*** EXTRACTED INFORMATION ***

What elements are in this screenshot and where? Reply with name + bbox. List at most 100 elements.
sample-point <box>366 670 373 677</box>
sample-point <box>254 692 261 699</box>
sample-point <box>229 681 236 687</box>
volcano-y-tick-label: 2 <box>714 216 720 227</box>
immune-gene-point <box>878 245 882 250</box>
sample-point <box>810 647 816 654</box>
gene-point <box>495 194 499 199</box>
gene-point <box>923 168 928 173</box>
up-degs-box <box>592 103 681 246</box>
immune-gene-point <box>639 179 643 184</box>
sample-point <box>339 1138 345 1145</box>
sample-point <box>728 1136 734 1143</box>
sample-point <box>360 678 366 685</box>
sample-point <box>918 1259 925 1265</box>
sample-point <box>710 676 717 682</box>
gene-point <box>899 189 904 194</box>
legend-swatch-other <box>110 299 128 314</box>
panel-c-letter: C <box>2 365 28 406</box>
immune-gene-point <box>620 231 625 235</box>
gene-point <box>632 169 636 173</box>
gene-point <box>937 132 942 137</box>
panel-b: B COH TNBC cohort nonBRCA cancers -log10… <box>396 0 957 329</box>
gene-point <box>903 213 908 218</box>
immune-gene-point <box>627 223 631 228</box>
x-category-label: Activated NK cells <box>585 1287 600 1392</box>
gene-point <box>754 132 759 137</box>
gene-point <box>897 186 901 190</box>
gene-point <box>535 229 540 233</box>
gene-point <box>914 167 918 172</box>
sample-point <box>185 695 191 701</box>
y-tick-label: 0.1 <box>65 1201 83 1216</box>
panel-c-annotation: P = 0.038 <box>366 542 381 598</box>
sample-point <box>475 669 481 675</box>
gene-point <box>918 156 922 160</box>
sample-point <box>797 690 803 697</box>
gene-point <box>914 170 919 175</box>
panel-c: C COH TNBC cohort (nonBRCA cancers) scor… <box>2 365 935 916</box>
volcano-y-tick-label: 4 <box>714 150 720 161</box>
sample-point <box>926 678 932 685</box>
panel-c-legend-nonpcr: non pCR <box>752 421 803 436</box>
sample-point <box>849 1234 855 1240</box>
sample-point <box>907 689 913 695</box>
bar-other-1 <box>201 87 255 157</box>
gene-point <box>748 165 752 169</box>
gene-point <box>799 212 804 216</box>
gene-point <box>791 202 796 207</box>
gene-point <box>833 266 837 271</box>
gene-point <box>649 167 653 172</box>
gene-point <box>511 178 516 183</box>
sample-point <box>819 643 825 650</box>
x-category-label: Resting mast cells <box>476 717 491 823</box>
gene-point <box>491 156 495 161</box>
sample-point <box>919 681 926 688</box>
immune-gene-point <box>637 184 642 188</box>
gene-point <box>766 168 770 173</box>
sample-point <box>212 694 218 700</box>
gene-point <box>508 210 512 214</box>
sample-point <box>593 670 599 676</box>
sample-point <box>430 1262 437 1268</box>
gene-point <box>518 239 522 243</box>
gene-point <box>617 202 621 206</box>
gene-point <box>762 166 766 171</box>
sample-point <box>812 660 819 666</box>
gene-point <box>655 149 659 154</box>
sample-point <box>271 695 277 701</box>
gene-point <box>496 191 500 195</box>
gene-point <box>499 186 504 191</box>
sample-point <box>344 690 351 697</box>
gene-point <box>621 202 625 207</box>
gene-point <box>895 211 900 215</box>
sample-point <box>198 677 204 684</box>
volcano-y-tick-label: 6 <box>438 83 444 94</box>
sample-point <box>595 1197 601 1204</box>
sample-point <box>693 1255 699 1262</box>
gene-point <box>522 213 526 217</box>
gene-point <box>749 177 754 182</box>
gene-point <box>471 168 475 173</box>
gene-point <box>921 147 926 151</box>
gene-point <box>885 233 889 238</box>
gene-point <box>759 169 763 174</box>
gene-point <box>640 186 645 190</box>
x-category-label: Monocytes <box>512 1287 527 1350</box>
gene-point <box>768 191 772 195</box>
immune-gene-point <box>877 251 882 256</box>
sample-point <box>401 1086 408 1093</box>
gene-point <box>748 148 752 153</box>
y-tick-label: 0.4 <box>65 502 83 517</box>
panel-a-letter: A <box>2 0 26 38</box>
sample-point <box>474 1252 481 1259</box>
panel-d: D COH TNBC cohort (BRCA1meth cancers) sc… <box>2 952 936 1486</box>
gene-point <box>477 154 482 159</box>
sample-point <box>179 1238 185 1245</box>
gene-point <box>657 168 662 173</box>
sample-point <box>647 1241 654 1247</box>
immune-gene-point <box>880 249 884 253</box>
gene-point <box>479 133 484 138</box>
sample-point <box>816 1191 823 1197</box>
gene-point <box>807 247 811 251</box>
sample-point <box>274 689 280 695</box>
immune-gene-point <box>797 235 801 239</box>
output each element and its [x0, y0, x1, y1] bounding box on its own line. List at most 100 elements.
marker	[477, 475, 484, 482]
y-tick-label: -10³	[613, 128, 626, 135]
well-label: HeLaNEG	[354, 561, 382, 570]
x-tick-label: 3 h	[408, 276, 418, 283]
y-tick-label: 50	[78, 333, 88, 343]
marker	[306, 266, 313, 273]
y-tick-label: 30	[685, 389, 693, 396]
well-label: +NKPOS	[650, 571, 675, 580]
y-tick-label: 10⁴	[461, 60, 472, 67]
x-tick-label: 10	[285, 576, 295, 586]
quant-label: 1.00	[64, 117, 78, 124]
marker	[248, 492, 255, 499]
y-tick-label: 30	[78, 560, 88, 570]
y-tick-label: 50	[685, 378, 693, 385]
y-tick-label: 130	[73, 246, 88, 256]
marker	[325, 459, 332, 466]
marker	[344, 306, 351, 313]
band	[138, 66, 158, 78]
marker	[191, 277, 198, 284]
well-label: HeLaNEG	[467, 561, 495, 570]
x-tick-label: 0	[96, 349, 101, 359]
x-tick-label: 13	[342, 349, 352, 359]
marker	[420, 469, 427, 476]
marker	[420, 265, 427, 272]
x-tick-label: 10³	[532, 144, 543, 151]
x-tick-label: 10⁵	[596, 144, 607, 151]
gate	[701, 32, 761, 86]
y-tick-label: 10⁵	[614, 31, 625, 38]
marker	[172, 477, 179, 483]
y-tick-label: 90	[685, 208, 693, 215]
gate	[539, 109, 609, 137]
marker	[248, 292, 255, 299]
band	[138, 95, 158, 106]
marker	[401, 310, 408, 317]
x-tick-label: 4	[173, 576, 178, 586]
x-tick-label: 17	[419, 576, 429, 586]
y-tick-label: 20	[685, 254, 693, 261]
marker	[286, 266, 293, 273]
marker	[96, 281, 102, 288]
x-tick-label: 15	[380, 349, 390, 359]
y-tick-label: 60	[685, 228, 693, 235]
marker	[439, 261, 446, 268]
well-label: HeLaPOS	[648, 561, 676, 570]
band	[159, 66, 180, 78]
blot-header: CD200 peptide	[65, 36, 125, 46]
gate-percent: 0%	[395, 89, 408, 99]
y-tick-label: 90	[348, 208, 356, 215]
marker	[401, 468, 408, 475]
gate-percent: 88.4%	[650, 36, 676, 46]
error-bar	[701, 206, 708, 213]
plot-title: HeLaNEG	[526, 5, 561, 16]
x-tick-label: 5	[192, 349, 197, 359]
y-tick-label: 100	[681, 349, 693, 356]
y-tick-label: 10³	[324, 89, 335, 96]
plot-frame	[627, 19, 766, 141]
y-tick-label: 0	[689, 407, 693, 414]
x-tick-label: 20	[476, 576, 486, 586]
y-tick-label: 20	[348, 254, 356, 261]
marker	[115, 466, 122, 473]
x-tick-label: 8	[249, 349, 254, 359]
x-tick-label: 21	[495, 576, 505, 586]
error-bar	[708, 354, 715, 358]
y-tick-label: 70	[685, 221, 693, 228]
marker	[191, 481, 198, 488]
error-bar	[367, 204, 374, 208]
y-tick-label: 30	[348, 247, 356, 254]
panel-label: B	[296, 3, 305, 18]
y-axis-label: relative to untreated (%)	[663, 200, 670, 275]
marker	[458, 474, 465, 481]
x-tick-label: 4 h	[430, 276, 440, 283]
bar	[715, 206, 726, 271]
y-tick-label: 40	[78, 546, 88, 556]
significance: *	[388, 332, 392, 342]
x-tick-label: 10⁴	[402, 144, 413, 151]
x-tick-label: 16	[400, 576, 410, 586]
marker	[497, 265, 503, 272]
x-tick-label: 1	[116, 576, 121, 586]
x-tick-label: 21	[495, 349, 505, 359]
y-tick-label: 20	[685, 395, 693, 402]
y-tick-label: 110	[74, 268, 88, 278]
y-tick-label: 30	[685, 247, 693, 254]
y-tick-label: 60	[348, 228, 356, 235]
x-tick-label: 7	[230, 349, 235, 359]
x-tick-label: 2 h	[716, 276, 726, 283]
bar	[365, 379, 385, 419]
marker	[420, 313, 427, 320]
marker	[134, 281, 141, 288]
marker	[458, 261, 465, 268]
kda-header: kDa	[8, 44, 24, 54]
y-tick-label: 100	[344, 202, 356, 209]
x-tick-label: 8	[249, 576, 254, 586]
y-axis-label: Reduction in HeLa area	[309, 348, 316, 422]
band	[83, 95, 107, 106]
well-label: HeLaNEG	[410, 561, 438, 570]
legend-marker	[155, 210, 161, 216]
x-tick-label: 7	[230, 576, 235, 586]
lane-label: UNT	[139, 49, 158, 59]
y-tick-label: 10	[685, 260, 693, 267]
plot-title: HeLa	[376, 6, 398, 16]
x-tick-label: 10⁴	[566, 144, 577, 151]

*** End of EXTRACTED INFORMATION ***

WHAT NEEDS TO BE DONE:
Search the records above for the word "immune", then say how many lines contain it. Give the number alone.

YOUR RESPONSE:
8